Passage given:
* begin *

Mounted at /content/drive


### Obtain labelled reviews

In order to test any of the sentiment analysis APIs, we need a labelled dataset of reviews and their sentiment polarity. We'll use NLTK to download the movie_reviews corpus.

In [13]:
from nltk import download
import pandas as pd

download('movie_reviews')

[nltk_data] Downloading package movie_reviews to /root/nltk_data...
[nltk_data]   Package movie_reviews is already up-to-date!


True

### Load the data

The files in movie_reviews have already been divided into two sets: positive ('pos') and negative ('neg'), so we can load the raw text of the reviews into two lists, one for each polarity.

In [14]:
from nltk.corpus import movie_reviews

# extract words from reviews, pair with label
reviews_pos = []
for fileid in movie_reviews.fileids('pos'):
    review = movie_reviews.raw(fileid)
    if(len(review)<= 5000): # since Amazon Comprehend has a limit of 5000 characters
      reviews_pos.append(review)

reviews_neg = []
for fileid in movie_reviews.fileids('neg'):
    review = movie_reviews.raw(fileid)
    if(len(review)<= 5000): # since Amazon Comprehend has a limit of 5000 characters
      reviews_neg.append(review)

print(f'There are {len(reviews_pos)} positive reviews')
print(f'There are {len(reviews_neg)} negative reviews')

There are 745 positive reviews
There are 854 negative reviews


### Connect to the scoring API

Fill in this function with code that connects to one of these APIs, and uses it to score a single review:

* [Amazon Comprehend: Detect Sentiment](https://docs.aws.amazon.com/comprehend/latest/dg/API_DetectSentiment.html)
* [Google Natural Language: Analyzing Sentiment](https://cloud.google.com/natural-language/docs/analyzing-sentiment)
* [Azure Cognitive Services: Sentiment Analysis](https://docs.microsoft.com/en-us/azure/cognitive-services/text-analytics/how-tos/text-analytics-how-to-sentiment-analysis)
* [Algorithmia: Sentiment Analysis](https://algorithmia.com/algorithms/nlp/SentimentAnalysis)

Your function must return either 'pos' or 'neg', so you'll need to make some decisions about how to map the results of the API call to one of these values. For example, Amazon Comprehend can return "NEUTRAL" or "MIXED" for the Sentiment -- if this happens, you may with to inspect the numeric values under the SentimentScore to see whether it leans toward positive or negative.


In [15]:
# load AWS API secrets from an external file
credentials = pd.read_csv("/content/drive/MyDrive/Hosting ML-Service/credentials.csv")

aws_access_key_id = credentials['aws_access_key_id'][0]
aws_secret_access_key = credentials['aws_secret_access_key'][0]

In [18]:
# install the boto3 SDK that allows us to use AWS services from Python
import boto3

def score_review(review):
  # connect to AWS 
  comprehend = boto3.client(service_name='comprehend', region_name='us-east-1',  aws_access_key_id=aws_access_key_id,
      aws_secret_access_key=aws_secret_access_key)

* end *

Written request 1: From the sentiment analysis notebook, output the stretch from "Mounted at /content/drive" through "the movie_reviews corpus." word for word.
The rows below have no connection to the sentiment analysis notebook.

Material shown:
* begin *

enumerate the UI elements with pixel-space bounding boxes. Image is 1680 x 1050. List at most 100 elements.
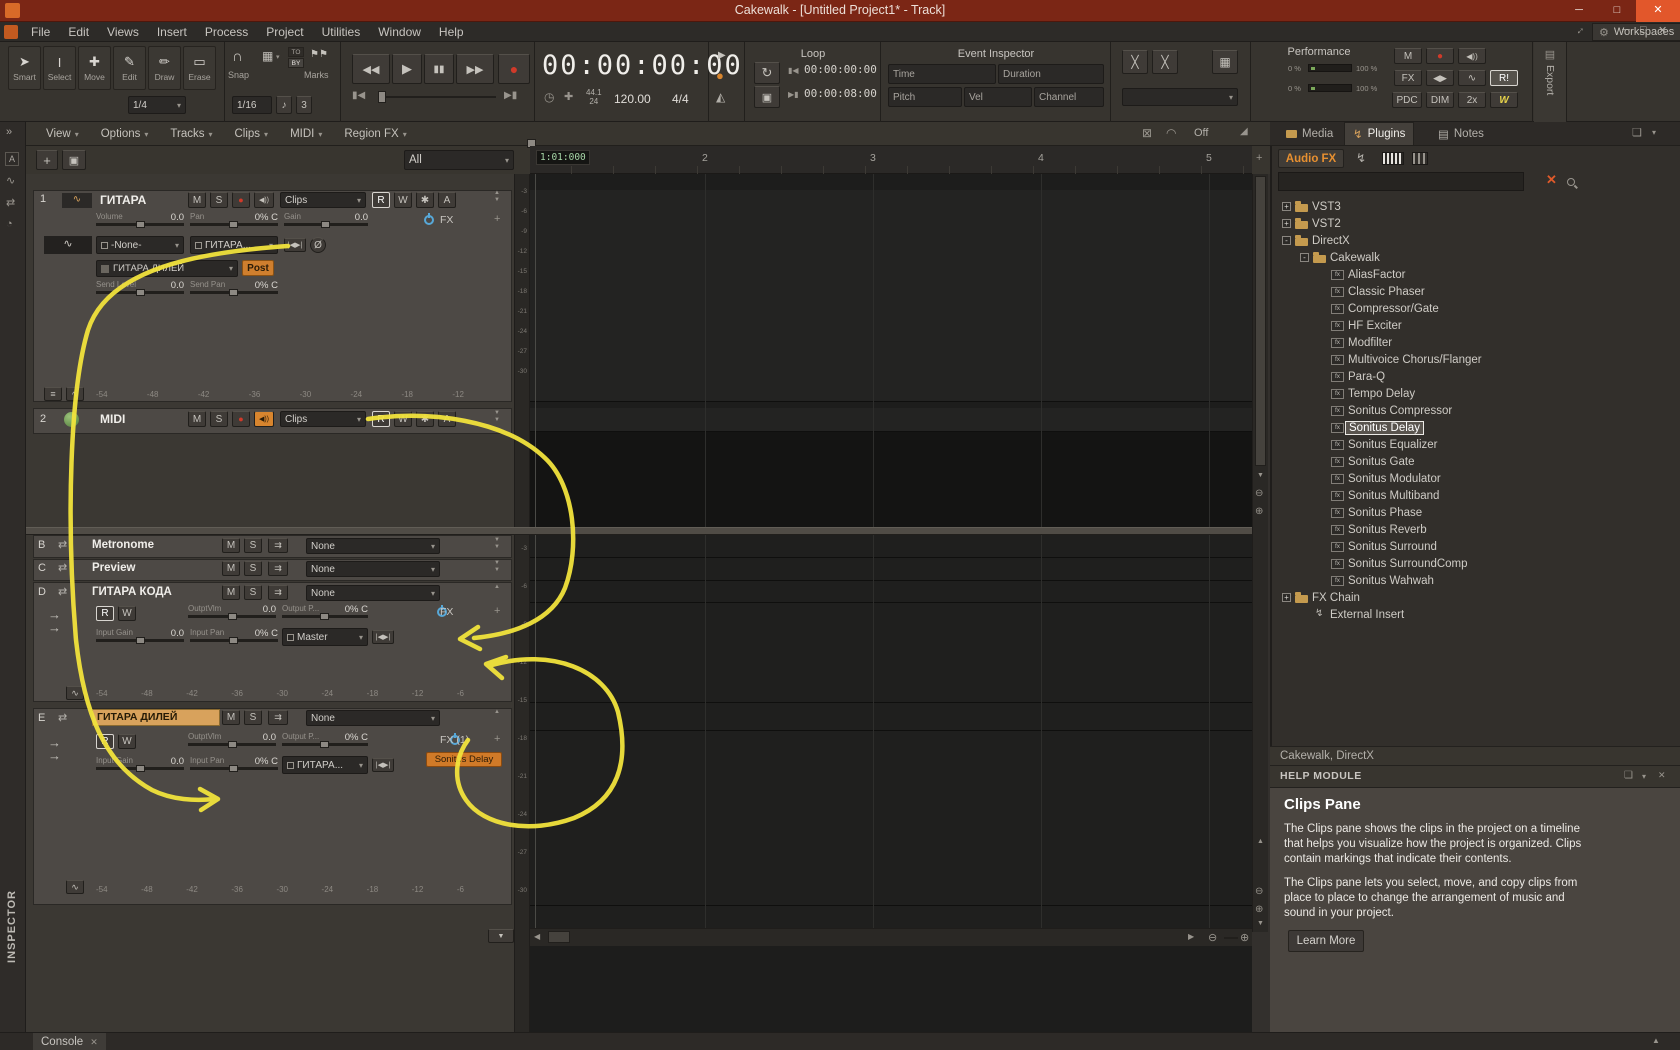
track1-automation-button[interactable]: A [438,192,456,208]
fx-plug-icon[interactable]: ↯ [1356,151,1366,165]
tree-item[interactable]: AliasFactor [1272,266,1572,283]
busB-mute-button[interactable]: M [222,538,240,553]
event-pitch-field[interactable]: Pitch [888,87,962,107]
search-input[interactable] [1278,172,1524,191]
busB-expand-icon[interactable]: ▼ ▼ [494,537,500,551]
position-slider-thumb[interactable] [378,91,386,103]
tree-item[interactable]: External Insert [1272,606,1572,623]
busD-name[interactable]: ГИТАРА КОДА [92,586,172,598]
tab-notes[interactable]: ▤ Notes [1430,123,1492,145]
busD-solo-button[interactable]: S [244,585,262,600]
browser-layout-icon[interactable]: ❏ [1632,126,1642,139]
busE-output-dropdown[interactable]: ГИТАРА... ▾ [282,756,368,774]
tree-item[interactable]: HF Exciter [1272,317,1572,334]
expand-toggle-icon[interactable]: + [1282,219,1291,228]
global-fx-button[interactable]: FX [1394,70,1422,86]
trackview-menu[interactable]: Region FX ▾ [344,128,406,140]
tree-item[interactable]: Sonitus Compressor [1272,402,1572,419]
console-tab[interactable]: Console ✕ [33,1033,106,1050]
tree-item[interactable]: Sonitus Equalizer [1272,436,1572,453]
busB-solo-button[interactable]: S [244,538,262,553]
rewind-button[interactable]: ◀◀ [352,54,390,84]
busE-input-gain-slider[interactable]: Input Gain 0.0 [96,756,184,772]
track2-display-dropdown[interactable]: Clips ▾ [280,411,366,427]
meter-value[interactable]: 4/4 [672,92,689,106]
busD-interleave-button[interactable]: ⇉ [268,585,288,600]
event-vel-field[interactable]: Vel [964,87,1032,107]
zoom-out-icon[interactable]: ⊖ [1208,931,1217,944]
dim-button[interactable]: DIM [1426,92,1454,108]
tool-button[interactable]: I Select [43,46,76,90]
tree-item[interactable]: Sonitus Multiband [1272,487,1572,504]
busB-name[interactable]: Metronome [92,539,154,551]
busC-output-dropdown[interactable]: None ▾ [306,561,440,577]
track1-pan-slider[interactable]: Pan 0% C [190,212,278,228]
track2-solo-button[interactable]: S [210,411,228,427]
busC-expand-icon[interactable]: ▼ ▼ [494,560,500,574]
pdc-button[interactable]: PDC [1392,92,1422,108]
zoom-in-vertical-icon[interactable]: ⊕ [1255,904,1263,915]
loop-icon[interactable]: ↻ [754,62,780,84]
bus-pane-splitter[interactable] [26,527,1252,535]
maximize-button[interactable]: □ [1598,0,1636,22]
waveform-module-icon[interactable]: ∿ [6,174,15,187]
fx-power-icon[interactable] [424,215,434,225]
go-to-end-icon[interactable]: ▶▮ [504,90,517,101]
bus-lane-area[interactable] [530,535,1252,930]
tree-item[interactable]: Sonitus Phase [1272,504,1572,521]
busE-envelope-button[interactable]: ∿ [66,880,84,894]
browser-menu-icon[interactable]: ▾ [1652,128,1656,137]
fast-forward-button[interactable]: ▶▶ [456,54,494,84]
autocrossfade-off-label[interactable]: Off [1194,127,1208,139]
menu-item[interactable]: Utilities [313,25,370,39]
track1-send-dropdown[interactable]: ГИТАРА ДИЛЕЙ ▾ [96,260,238,277]
help-close-icon[interactable]: ✕ [1658,770,1666,781]
pause-button[interactable]: ▮▮ [424,54,454,84]
track1-name[interactable]: ГИТАРА [100,193,146,207]
clock-icon[interactable]: ◷ [544,90,554,104]
scroll-down-icon[interactable]: ▼ [1257,920,1264,927]
x2-button[interactable]: 2x [1458,92,1486,108]
busE-write-button[interactable]: W [118,734,136,749]
menu-item[interactable]: Help [430,25,473,39]
menu-item[interactable]: Process [196,25,257,39]
busD-display-dropdown[interactable]: None ▾ [306,585,440,601]
child-restore-button[interactable]: □ [1640,24,1647,36]
event-duration-field[interactable]: Duration [998,64,1104,84]
clips-empty-area[interactable] [530,432,1252,527]
tree-item[interactable]: Modfilter [1272,334,1572,351]
minimize-button[interactable]: ─ [1560,0,1598,22]
track1-read-button[interactable]: R [372,192,390,208]
expand-toggle-icon[interactable]: + [1282,202,1291,211]
tree-item[interactable]: Para-Q [1272,368,1572,385]
crosshair-icon[interactable]: ✚ [564,90,573,103]
menu-item[interactable]: Views [98,25,148,39]
hscrollbar-thumb[interactable] [548,931,570,943]
track1-send-pan-slider[interactable]: Send Pan 0% C [190,280,278,296]
busD-read-button[interactable]: R [96,606,114,621]
loop-region-icon[interactable]: ▣ [754,86,780,108]
tree-item[interactable]: Tempo Delay [1272,385,1572,402]
track2-name[interactable]: MIDI [100,412,125,426]
time-ruler[interactable]: 1:01:000 2 3 4 5 [530,146,1252,174]
mixer-strip-icon[interactable] [1412,152,1428,165]
help-menu-icon[interactable]: ▾ [1642,772,1646,781]
resize-diagonal-icon[interactable]: ↔ [1571,22,1587,38]
bus-pane-options-button[interactable]: ▼ [488,929,514,943]
zoom-slider[interactable] [1224,937,1238,939]
tool-button[interactable]: ✚ Move [78,46,111,90]
track1-write-button[interactable]: W [394,192,412,208]
busE-fx-plugin[interactable]: Sonitus Delay [426,752,502,767]
menu-item[interactable]: Edit [59,25,98,39]
busD-interleave2-button[interactable]: |◀▶| [372,630,394,644]
busE-display-dropdown[interactable]: None ▾ [306,710,440,726]
tree-item[interactable]: Sonitus Reverb [1272,521,1572,538]
arm-record-icon[interactable]: ● [716,68,724,83]
ruler-zoom-add-icon[interactable]: + [1256,152,1262,164]
tree-item[interactable]: - DirectX [1272,232,1572,249]
track1-send-post-button[interactable]: Post [242,260,274,276]
child-minimize-button[interactable]: ─ [1622,24,1630,36]
busC-solo-button[interactable]: S [244,561,262,576]
track-filter-dropdown[interactable]: All ▾ [404,150,514,170]
audio-module-icon[interactable]: A [5,152,19,166]
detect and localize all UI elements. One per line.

* end *

Written request 2: In the rows, swap "Metronome" for "Click Track" in the stretch from the line containing "track1-automation-button[interactable]: A [438,192,456,208]" through the line containing "maximize-button[interactable]: □ [1598,0,1636,22]". Give back only those lines, with nothing else changed.

Problem solution 1:
Mounted at /content/drive


### Obtain labelled reviews

In order to test any of the sentiment analysis APIs, we need a labelled dataset of reviews and their sentiment polarity. We'll use NLTK to download the movie_reviews corpus.

Problem solution 2:
track1-automation-button[interactable]: A [438,192,456,208]
fx-plug-icon[interactable]: ↯ [1356,151,1366,165]
tree-item[interactable]: AliasFactor [1272,266,1572,283]
busB-mute-button[interactable]: M [222,538,240,553]
event-pitch-field[interactable]: Pitch [888,87,962,107]
search-input[interactable] [1278,172,1524,191]
busB-expand-icon[interactable]: ▼ ▼ [494,537,500,551]
position-slider-thumb[interactable] [378,91,386,103]
tree-item[interactable]: External Insert [1272,606,1572,623]
busD-name[interactable]: ГИТАРА КОДА [92,586,172,598]
tab-notes[interactable]: ▤ Notes [1430,123,1492,145]
busD-solo-button[interactable]: S [244,585,262,600]
browser-layout-icon[interactable]: ❏ [1632,126,1642,139]
busE-output-dropdown[interactable]: ГИТАРА... ▾ [282,756,368,774]
tree-item[interactable]: HF Exciter [1272,317,1572,334]
expand-toggle-icon[interactable]: + [1282,219,1291,228]
global-fx-button[interactable]: FX [1394,70,1422,86]
trackview-menu[interactable]: Region FX ▾ [344,128,406,140]
tree-item[interactable]: Sonitus Compressor [1272,402,1572,419]
console-tab[interactable]: Console ✕ [33,1033,106,1050]
tree-item[interactable]: Sonitus Equalizer [1272,436,1572,453]
busB-solo-button[interactable]: S [244,538,262,553]
rewind-button[interactable]: ◀◀ [352,54,390,84]
busE-input-gain-slider[interactable]: Input Gain 0.0 [96,756,184,772]
track2-display-dropdown[interactable]: Clips ▾ [280,411,366,427]
meter-value[interactable]: 4/4 [672,92,689,106]
busD-interleave-button[interactable]: ⇉ [268,585,288,600]
event-vel-field[interactable]: Vel [964,87,1032,107]
zoom-out-icon[interactable]: ⊖ [1208,931,1217,944]
dim-button[interactable]: DIM [1426,92,1454,108]
tool-button[interactable]: I Select [43,46,76,90]
tree-item[interactable]: Sonitus Multiband [1272,487,1572,504]
busB-name[interactable]: Click Track [92,539,154,551]
busC-output-dropdown[interactable]: None ▾ [306,561,440,577]
track1-pan-slider[interactable]: Pan 0% C [190,212,278,228]
track2-solo-button[interactable]: S [210,411,228,427]
busC-expand-icon[interactable]: ▼ ▼ [494,560,500,574]
pdc-button[interactable]: PDC [1392,92,1422,108]
zoom-in-vertical-icon[interactable]: ⊕ [1255,904,1263,915]
loop-icon[interactable]: ↻ [754,62,780,84]
bus-pane-splitter[interactable] [26,527,1252,535]
maximize-button[interactable]: □ [1598,0,1636,22]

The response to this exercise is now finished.